_Goal of the exercise:_
Write out the entries again exactly as they are given.

_Data for this exercise:_

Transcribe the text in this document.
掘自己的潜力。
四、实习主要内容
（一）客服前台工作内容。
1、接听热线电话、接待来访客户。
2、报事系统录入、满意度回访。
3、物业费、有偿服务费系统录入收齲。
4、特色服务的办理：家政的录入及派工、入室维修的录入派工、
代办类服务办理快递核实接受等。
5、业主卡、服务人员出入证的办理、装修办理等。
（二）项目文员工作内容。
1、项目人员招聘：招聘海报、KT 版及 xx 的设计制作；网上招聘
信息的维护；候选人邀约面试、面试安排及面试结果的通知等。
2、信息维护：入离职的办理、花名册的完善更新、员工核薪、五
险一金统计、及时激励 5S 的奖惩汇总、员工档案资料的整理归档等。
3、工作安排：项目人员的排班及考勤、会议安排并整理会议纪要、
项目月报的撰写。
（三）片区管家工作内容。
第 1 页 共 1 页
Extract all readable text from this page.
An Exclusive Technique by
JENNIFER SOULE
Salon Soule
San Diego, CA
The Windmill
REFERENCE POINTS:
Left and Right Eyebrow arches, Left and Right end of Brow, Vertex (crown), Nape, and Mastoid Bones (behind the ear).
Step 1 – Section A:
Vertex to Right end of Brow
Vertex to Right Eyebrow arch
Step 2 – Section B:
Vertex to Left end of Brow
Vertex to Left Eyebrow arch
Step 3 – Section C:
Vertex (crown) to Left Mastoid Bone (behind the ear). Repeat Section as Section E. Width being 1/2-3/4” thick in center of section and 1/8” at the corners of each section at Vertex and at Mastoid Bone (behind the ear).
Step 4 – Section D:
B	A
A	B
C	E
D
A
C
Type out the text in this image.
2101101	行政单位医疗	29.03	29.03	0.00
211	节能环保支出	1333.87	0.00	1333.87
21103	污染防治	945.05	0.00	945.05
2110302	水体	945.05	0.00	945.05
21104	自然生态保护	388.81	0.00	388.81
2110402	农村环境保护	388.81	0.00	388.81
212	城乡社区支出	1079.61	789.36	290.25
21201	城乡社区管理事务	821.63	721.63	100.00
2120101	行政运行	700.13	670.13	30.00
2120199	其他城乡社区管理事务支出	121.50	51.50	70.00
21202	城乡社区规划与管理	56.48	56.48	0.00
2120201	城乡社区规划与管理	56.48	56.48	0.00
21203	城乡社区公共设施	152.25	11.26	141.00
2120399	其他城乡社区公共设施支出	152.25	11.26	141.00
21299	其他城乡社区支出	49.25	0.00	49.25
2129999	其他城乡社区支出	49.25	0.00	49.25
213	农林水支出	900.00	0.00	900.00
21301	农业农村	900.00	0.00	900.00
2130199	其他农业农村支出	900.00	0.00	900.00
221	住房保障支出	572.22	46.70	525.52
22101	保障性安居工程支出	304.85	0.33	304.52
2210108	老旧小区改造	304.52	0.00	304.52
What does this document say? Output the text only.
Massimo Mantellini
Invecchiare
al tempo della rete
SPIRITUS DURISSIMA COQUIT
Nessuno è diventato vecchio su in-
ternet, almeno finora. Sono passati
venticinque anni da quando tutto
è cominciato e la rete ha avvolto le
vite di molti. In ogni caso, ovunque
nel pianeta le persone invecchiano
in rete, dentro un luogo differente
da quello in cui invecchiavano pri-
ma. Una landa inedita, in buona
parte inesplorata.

_Complete output:_
Transcribe the text in this document.
掘自己的潜力。
四、实习主要内容
（一）客服前台工作内容。
1、接听热线电话、接待来访客户。
2、报事系统录入、满意度回访。
3、物业费、有偿服务费系统录入收齲。
4、特色服务的办理：家政的录入及派工、入室维修的录入派工、
代办类服务办理快递核实接受等。
5、业主卡、服务人员出入证的办理、装修办理等。
（二）项目文员工作内容。
1、项目人员招聘：招聘海报、KT 版及 xx 的设计制作；网上招聘
信息的维护；候选人邀约面试、面试安排及面试结果的通知等。
2、信息维护：入离职的办理、花名册的完善更新、员工核薪、五
险一金统计、及时激励 5S 的奖惩汇总、员工档案资料的整理归档等。
3、工作安排：项目人员的排班及考勤、会议安排并整理会议纪要、
项目月报的撰写。
（三）片区管家工作内容。
第 1 页 共 1 页
Extract all readable text from this page.
An Exclusive Technique by
JENNIFER SOULE
Salon Soule
San Diego, CA
The Windmill
REFERENCE POINTS:
Left and Right Eyebrow arches, Left and Right end of Brow, Vertex (crown), Nape, and Mastoid Bones (behind the ear).
Step 1 – Section A:
Vertex to Right end of Brow
Vertex to Right Eyebrow arch
Step 2 – Section B:
Vertex to Left end of Brow
Vertex to Left Eyebrow arch
Step 3 – Section C:
Vertex (crown) to Left Mastoid Bone (behind the ear). Repeat Section as Section E. Width being 1/2-3/4” thick in center of section and 1/8” at the corners of each section at Vertex and at Mastoid Bone (behind the ear).
Step 4 – Section D:
B	A
A	B
C	E
D
A
C
Type out the text in this image.
2101101	行政单位医疗	29.03	29.03	0.00
211	节能环保支出	1333.87	0.00	1333.87
21103	污染防治	945.05	0.00	945.05
2110302	水体	945.05	0.00	945.05
21104	自然生态保护	388.81	0.00	388.81
2110402	农村环境保护	388.81	0.00	388.81
212	城乡社区支出	1079.61	789.36	290.25
21201	城乡社区管理事务	821.63	721.63	100.00
2120101	行政运行	700.13	670.13	30.00
2120199	其他城乡社区管理事务支出	121.50	51.50	70.00
21202	城乡社区规划与管理	56.48	56.48	0.00
2120201	城乡社区规划与管理	56.48	56.48	0.00
21203	城乡社区公共设施	152.25	11.26	141.00
2120399	其他城乡社区公共设施支出	152.25	11.26	141.00
21299	其他城乡社区支出	49.25	0.00	49.25
2129999	其他城乡社区支出	49.25	0.00	49.25
213	农林水支出	900.00	0.00	900.00
21301	农业农村	900.00	0.00	900.00
2130199	其他农业农村支出	900.00	0.00	900.00
221	住房保障支出	572.22	46.70	525.52
22101	保障性安居工程支出	304.85	0.33	304.52
2210108	老旧小区改造	304.52	0.00	304.52
What does this document say? Output the text only.
Massimo Mantellini
Invecchiare
al tempo della rete
SPIRITUS DURISSIMA COQUIT
Nessuno è diventato vecchio su in-
ternet, almeno finora. Sono passati
venticinque anni da quando tutto
è cominciato e la rete ha avvolto le
vite di molti. In ogni caso, ovunque
nel pianeta le persone invecchiano
in rete, dentro un luogo differente
da quello in cui invecchiavano pri-
ma. Una landa inedita, in buona
parte inesplorata.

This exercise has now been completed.